EXERCISE: Restate each of the lines given below, word for word.

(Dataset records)

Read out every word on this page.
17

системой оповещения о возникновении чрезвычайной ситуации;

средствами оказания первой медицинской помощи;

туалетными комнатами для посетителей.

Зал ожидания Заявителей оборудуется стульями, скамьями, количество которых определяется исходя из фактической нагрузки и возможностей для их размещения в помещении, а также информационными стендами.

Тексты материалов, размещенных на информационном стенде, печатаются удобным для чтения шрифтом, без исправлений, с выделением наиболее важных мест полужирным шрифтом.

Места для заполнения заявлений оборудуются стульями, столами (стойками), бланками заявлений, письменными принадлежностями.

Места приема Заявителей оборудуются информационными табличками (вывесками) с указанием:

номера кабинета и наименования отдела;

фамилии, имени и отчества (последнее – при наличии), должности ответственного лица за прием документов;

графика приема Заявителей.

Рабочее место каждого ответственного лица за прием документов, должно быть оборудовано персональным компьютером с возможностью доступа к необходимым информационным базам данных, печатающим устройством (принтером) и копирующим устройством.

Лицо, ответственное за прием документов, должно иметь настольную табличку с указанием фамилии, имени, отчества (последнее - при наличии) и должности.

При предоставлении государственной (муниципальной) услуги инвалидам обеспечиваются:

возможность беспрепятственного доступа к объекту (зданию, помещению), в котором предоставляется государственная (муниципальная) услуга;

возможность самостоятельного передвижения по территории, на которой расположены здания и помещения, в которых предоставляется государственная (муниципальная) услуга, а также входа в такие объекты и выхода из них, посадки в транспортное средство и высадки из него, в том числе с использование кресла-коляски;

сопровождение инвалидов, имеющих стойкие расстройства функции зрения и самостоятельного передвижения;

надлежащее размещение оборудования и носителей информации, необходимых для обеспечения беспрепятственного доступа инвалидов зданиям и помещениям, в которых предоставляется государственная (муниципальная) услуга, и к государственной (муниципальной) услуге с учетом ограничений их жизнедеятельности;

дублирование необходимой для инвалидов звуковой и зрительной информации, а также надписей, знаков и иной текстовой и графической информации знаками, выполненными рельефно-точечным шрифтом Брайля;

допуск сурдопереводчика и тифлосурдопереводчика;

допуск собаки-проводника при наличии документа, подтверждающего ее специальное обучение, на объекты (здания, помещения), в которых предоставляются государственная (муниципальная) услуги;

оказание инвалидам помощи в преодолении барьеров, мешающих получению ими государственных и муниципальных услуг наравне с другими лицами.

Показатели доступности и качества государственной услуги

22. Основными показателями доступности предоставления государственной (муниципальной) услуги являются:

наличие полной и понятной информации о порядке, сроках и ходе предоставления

THE ANSWER:
Read out every word on this page.
17

системой оповещения о возникновении чрезвычайной ситуации;

средствами оказания первой медицинской помощи;

туалетными комнатами для посетителей.

Зал ожидания Заявителей оборудуется стульями, скамьями, количество которых определяется исходя из фактической нагрузки и возможностей для их размещения в помещении, а также информационными стендами.

Тексты материалов, размещенных на информационном стенде, печатаются удобным для чтения шрифтом, без исправлений, с выделением наиболее важных мест полужирным шрифтом.

Места для заполнения заявлений оборудуются стульями, столами (стойками), бланками заявлений, письменными принадлежностями.

Места приема Заявителей оборудуются информационными табличками (вывесками) с указанием:

номера кабинета и наименования отдела;

фамилии, имени и отчества (последнее – при наличии), должности ответственного лица за прием документов;

графика приема Заявителей.

Рабочее место каждого ответственного лица за прием документов, должно быть оборудовано персональным компьютером с возможностью доступа к необходимым информационным базам данных, печатающим устройством (принтером) и копирующим устройством.

Лицо, ответственное за прием документов, должно иметь настольную табличку с указанием фамилии, имени, отчества (последнее - при наличии) и должности.

При предоставлении государственной (муниципальной) услуги инвалидам обеспечиваются:

возможность беспрепятственного доступа к объекту (зданию, помещению), в котором предоставляется государственная (муниципальная) услуга;

возможность самостоятельного передвижения по территории, на которой расположены здания и помещения, в которых предоставляется государственная (муниципальная) услуга, а также входа в такие объекты и выхода из них, посадки в транспортное средство и высадки из него, в том числе с использование кресла-коляски;

сопровождение инвалидов, имеющих стойкие расстройства функции зрения и самостоятельного передвижения;

надлежащее размещение оборудования и носителей информации, необходимых для обеспечения беспрепятственного доступа инвалидов зданиям и помещениям, в которых предоставляется государственная (муниципальная) услуга, и к государственной (муниципальной) услуге с учетом ограничений их жизнедеятельности;

дублирование необходимой для инвалидов звуковой и зрительной информации, а также надписей, знаков и иной текстовой и графической информации знаками, выполненными рельефно-точечным шрифтом Брайля;

допуск сурдопереводчика и тифлосурдопереводчика;

допуск собаки-проводника при наличии документа, подтверждающего ее специальное обучение, на объекты (здания, помещения), в которых предоставляются государственная (муниципальная) услуги;

оказание инвалидам помощи в преодолении барьеров, мешающих получению ими государственных и муниципальных услуг наравне с другими лицами.

Показатели доступности и качества государственной услуги

22. Основными показателями доступности предоставления государственной (муниципальной) услуги являются:

наличие полной и понятной информации о порядке, сроках и ходе предоставления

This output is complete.